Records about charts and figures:
____________
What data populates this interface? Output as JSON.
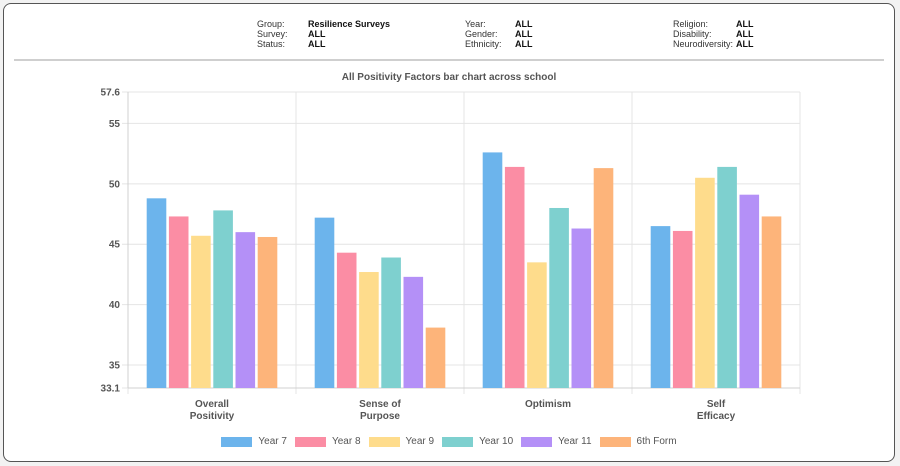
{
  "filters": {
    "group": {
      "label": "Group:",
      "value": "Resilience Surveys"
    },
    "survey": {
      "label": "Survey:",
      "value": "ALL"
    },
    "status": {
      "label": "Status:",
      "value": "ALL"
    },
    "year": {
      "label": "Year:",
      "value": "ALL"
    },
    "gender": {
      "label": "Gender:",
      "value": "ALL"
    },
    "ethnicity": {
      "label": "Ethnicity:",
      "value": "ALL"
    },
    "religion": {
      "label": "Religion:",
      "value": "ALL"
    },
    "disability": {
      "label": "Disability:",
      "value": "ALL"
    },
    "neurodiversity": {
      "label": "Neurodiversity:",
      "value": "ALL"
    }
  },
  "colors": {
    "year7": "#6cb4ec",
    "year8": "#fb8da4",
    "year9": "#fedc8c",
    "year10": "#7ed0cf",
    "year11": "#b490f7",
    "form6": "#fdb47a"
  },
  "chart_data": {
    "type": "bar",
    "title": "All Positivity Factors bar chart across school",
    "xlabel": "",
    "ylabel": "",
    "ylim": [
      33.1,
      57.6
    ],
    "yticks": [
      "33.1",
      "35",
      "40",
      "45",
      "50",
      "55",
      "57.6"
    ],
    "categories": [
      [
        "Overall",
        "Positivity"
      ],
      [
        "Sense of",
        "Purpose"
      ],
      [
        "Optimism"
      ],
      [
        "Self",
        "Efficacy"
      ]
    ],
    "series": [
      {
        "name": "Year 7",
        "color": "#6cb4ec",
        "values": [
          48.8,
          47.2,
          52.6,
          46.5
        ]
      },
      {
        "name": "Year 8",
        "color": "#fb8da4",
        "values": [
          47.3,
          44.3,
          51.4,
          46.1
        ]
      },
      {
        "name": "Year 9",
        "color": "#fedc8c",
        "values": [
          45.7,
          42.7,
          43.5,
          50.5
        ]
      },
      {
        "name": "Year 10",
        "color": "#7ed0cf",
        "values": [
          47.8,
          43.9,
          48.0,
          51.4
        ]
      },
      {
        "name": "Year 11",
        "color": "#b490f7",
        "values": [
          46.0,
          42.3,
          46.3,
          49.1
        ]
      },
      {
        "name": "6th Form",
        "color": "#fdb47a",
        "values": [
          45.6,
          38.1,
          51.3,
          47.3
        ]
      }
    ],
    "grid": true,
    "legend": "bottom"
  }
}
____________
GIVEN REQUEST:
Reproduce each line exactly as it appears, omitting the pictures.

RESPONSE BELOW:
What data populates this interface? Output as JSON.
{
  "filters": {
    "group": {
      "label": "Group:",
      "value": "Resilience Surveys"
    },
    "survey": {
      "label": "Survey:",
      "value": "ALL"
    },
    "status": {
      "label": "Status:",
      "value": "ALL"
    },
    "year": {
      "label": "Year:",
      "value": "ALL"
    },
    "gender": {
      "label": "Gender:",
      "value": "ALL"
    },
    "ethnicity": {
      "label": "Ethnicity:",
      "value": "ALL"
    },
    "religion": {
      "label": "Religion:",
      "value": "ALL"
    },
    "disability": {
      "label": "Disability:",
      "value": "ALL"
    },
    "neurodiversity": {
      "label": "Neurodiversity:",
      "value": "ALL"
    }
  },
  "colors": {
    "year7": "#6cb4ec",
    "year8": "#fb8da4",
    "year9": "#fedc8c",
    "year10": "#7ed0cf",
    "year11": "#b490f7",
    "form6": "#fdb47a"
  },
  "chart_data": {
    "type": "bar",
    "title": "All Positivity Factors bar chart across school",
    "xlabel": "",
    "ylabel": "",
    "ylim": [
      33.1,
      57.6
    ],
    "yticks": [
      "33.1",
      "35",
      "40",
      "45",
      "50",
      "55",
      "57.6"
    ],
    "categories": [
      [
        "Overall",
        "Positivity"
      ],
      [
        "Sense of",
        "Purpose"
      ],
      [
        "Optimism"
      ],
      [
        "Self",
        "Efficacy"
      ]
    ],
    "series": [
      {
        "name": "Year 7",
        "color": "#6cb4ec",
        "values": [
          48.8,
          47.2,
          52.6,
          46.5
        ]
      },
      {
        "name": "Year 8",
        "color": "#fb8da4",
        "values": [
          47.3,
          44.3,
          51.4,
          46.1
        ]
      },
      {
        "name": "Year 9",
        "color": "#fedc8c",
        "values": [
          45.7,
          42.7,
          43.5,
          50.5
        ]
      },
      {
        "name": "Year 10",
        "color": "#7ed0cf",
        "values": [
          47.8,
          43.9,
          48.0,
          51.4
        ]
      },
      {
        "name": "Year 11",
        "color": "#b490f7",
        "values": [
          46.0,
          42.3,
          46.3,
          49.1
        ]
      },
      {
        "name": "6th Form",
        "color": "#fdb47a",
        "values": [
          45.6,
          38.1,
          51.3,
          47.3
        ]
      }
    ],
    "grid": true,
    "legend": "bottom"
  }
}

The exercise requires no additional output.